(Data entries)
──────

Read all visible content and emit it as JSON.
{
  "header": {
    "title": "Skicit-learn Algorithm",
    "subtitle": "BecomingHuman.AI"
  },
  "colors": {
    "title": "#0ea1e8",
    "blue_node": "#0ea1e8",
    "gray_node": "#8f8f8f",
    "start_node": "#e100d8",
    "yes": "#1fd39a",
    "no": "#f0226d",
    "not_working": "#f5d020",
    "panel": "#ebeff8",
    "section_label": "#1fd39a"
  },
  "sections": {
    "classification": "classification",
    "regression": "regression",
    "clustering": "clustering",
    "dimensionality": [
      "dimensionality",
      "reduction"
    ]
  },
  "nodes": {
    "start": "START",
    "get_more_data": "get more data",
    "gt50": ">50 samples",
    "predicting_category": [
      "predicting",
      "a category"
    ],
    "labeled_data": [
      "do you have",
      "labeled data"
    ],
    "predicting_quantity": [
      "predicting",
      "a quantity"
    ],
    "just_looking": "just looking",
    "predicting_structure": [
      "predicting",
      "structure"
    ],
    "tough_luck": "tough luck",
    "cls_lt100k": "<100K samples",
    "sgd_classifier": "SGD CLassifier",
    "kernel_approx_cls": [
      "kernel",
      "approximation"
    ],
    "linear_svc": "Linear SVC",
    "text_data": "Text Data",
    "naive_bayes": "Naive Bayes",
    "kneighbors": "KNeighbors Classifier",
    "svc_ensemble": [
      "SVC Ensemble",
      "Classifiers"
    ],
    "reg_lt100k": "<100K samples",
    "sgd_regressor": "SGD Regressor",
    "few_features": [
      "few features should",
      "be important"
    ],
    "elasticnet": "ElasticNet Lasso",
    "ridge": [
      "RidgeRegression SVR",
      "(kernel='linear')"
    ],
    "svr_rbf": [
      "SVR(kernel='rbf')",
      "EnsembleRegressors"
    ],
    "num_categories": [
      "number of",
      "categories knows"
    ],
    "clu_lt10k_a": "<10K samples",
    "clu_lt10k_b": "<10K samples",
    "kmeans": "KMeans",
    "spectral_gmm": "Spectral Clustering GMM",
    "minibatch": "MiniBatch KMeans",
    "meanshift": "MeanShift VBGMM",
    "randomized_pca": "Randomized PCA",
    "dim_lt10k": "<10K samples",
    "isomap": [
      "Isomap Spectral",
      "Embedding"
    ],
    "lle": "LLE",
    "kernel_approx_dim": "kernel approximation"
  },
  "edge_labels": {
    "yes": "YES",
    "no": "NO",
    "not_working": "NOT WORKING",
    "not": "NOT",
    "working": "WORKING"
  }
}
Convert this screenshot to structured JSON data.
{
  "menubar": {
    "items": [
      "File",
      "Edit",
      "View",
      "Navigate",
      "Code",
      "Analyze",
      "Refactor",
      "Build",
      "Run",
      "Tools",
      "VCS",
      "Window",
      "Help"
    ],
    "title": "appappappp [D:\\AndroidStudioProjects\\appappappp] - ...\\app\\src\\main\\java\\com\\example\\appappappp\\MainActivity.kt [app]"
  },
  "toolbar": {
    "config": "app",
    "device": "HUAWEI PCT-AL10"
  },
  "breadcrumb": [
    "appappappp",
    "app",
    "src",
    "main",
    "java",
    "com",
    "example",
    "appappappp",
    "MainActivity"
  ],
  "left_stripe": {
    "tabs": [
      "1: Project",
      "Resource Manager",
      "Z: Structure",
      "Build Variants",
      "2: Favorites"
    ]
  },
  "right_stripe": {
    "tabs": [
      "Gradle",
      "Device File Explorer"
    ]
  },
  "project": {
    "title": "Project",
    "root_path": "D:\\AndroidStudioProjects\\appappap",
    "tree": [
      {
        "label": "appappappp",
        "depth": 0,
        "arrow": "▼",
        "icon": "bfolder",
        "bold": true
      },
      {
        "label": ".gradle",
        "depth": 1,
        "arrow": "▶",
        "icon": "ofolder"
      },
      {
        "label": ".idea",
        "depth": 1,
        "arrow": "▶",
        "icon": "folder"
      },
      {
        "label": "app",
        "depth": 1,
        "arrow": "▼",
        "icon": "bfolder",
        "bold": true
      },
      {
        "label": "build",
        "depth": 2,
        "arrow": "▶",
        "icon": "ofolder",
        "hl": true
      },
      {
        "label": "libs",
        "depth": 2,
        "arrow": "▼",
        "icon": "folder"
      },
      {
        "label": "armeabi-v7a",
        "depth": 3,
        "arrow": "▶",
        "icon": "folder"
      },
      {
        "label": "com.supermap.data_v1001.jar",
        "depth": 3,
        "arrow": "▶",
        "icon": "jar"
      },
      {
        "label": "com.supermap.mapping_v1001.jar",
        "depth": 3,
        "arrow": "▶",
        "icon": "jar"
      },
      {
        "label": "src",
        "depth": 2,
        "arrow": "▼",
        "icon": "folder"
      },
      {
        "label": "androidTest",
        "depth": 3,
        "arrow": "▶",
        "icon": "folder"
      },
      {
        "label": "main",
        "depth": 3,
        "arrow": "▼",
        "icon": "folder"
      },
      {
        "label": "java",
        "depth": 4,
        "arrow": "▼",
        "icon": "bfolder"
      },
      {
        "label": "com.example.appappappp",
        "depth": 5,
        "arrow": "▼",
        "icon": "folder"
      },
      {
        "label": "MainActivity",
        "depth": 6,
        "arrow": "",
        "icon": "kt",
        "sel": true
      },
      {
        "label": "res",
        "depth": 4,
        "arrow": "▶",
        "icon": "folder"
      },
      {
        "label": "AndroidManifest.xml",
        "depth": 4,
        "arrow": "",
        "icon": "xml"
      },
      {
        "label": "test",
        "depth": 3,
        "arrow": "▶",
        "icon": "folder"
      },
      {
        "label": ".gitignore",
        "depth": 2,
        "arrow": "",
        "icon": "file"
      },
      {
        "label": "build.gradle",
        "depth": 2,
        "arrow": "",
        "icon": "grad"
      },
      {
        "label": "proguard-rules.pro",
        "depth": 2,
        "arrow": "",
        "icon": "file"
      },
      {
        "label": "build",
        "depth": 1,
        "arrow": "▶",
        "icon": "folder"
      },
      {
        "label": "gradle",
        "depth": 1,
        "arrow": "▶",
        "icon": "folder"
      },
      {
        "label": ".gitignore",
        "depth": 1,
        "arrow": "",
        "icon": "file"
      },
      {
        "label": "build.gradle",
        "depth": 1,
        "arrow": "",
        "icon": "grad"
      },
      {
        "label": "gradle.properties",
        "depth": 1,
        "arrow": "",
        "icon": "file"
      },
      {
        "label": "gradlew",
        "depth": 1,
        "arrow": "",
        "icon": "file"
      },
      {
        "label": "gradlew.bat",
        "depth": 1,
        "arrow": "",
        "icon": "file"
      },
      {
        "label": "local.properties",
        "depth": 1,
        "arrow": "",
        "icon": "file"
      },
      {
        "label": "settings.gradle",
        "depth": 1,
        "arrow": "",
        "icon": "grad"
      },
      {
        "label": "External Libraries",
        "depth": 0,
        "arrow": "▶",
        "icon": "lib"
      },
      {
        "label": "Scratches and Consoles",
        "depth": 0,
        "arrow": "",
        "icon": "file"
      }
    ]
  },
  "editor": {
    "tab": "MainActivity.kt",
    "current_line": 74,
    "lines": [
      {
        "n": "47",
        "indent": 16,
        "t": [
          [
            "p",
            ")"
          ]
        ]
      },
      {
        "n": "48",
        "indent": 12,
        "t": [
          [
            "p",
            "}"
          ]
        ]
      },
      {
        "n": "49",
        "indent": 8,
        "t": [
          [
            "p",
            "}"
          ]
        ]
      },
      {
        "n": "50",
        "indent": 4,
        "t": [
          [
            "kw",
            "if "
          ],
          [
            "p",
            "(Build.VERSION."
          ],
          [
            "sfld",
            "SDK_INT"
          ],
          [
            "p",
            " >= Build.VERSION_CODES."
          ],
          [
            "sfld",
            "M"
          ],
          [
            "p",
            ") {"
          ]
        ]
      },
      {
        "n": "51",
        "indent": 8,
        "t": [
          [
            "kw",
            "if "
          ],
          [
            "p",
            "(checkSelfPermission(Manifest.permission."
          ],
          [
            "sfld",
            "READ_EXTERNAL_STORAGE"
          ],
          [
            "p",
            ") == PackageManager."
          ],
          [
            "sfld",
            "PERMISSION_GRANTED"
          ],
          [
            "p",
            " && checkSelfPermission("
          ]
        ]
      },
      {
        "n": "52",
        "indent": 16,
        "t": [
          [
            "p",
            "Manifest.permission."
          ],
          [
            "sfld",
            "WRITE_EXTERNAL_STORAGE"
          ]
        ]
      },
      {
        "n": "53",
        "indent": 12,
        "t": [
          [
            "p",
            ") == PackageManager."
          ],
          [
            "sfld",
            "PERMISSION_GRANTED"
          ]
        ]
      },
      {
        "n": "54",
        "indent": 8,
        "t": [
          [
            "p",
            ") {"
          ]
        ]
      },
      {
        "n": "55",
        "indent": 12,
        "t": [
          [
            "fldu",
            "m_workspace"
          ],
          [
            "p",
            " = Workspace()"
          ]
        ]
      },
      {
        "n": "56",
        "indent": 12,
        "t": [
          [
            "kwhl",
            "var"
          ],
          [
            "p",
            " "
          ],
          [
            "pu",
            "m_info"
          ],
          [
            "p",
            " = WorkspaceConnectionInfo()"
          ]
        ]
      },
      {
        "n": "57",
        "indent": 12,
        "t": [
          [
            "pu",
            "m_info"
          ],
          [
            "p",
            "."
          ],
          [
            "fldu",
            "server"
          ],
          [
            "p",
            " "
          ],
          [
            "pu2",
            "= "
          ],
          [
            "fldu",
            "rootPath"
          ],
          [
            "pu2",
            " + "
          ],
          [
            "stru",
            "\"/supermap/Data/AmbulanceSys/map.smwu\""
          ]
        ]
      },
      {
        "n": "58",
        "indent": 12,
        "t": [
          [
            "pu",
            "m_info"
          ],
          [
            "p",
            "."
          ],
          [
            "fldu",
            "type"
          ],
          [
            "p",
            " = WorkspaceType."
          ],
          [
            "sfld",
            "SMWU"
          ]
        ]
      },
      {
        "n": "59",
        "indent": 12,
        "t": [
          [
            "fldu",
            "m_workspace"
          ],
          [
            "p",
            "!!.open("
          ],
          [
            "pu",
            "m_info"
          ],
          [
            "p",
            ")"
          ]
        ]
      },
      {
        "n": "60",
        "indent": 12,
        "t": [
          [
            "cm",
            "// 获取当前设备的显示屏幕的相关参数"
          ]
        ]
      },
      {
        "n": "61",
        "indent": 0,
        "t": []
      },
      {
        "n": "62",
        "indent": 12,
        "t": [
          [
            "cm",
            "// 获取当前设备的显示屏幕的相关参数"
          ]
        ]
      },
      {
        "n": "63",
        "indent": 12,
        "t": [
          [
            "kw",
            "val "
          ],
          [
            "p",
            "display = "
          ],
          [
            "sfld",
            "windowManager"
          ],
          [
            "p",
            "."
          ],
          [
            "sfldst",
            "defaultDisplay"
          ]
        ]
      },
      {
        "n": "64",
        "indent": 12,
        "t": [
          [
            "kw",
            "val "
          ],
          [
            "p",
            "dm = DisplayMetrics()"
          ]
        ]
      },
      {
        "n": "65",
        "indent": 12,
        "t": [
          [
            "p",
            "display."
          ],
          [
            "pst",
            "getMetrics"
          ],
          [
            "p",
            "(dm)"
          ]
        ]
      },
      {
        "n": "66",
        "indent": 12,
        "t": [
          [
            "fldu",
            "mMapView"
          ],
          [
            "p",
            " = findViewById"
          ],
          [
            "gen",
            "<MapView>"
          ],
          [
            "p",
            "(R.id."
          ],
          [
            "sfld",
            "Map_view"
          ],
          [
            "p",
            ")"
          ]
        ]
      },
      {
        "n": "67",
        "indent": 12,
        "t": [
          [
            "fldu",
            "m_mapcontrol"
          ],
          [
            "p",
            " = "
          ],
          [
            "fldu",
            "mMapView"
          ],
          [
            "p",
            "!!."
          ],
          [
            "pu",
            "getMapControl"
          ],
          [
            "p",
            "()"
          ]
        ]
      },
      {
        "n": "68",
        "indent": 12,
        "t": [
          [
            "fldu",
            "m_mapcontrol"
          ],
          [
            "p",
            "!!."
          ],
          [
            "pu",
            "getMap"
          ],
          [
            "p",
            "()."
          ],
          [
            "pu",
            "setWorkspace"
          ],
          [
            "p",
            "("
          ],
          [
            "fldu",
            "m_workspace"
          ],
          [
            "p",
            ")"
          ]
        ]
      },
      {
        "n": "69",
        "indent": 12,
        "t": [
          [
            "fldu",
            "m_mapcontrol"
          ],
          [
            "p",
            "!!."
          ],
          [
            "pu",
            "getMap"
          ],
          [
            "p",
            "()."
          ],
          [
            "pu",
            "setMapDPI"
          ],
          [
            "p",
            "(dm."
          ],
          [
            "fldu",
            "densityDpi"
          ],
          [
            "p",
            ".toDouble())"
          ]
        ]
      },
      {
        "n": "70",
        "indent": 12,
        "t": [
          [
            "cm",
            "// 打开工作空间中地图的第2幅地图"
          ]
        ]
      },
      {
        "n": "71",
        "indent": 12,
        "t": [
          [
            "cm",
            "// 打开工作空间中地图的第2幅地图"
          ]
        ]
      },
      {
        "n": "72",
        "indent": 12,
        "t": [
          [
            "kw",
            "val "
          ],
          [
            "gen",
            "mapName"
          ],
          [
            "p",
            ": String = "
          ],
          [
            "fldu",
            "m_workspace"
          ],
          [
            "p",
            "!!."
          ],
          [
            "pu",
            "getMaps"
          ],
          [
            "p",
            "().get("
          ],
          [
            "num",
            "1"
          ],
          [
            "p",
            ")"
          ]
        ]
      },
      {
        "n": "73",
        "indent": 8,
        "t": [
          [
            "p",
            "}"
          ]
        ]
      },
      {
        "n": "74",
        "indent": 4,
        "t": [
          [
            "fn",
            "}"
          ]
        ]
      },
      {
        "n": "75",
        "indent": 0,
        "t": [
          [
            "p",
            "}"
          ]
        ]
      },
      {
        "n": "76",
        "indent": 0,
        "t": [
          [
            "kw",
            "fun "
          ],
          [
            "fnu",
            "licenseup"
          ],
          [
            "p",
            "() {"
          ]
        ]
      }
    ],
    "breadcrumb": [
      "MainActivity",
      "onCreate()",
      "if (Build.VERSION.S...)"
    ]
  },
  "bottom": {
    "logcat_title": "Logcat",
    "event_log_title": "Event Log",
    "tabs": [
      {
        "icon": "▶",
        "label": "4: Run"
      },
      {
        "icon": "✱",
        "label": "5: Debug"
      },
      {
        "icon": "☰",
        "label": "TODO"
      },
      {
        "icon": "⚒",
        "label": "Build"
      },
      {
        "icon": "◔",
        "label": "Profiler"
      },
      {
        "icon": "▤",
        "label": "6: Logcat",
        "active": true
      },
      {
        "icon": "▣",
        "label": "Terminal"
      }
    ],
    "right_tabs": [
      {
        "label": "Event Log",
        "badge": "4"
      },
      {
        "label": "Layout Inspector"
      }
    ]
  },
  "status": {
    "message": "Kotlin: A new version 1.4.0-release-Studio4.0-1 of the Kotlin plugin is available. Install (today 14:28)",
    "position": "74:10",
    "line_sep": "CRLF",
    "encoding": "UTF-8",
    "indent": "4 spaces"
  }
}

──────

- **Do this**
Ascertain the number of lines in the entries that include the word "MainActivity", and report only that number.

- **Full solution**
5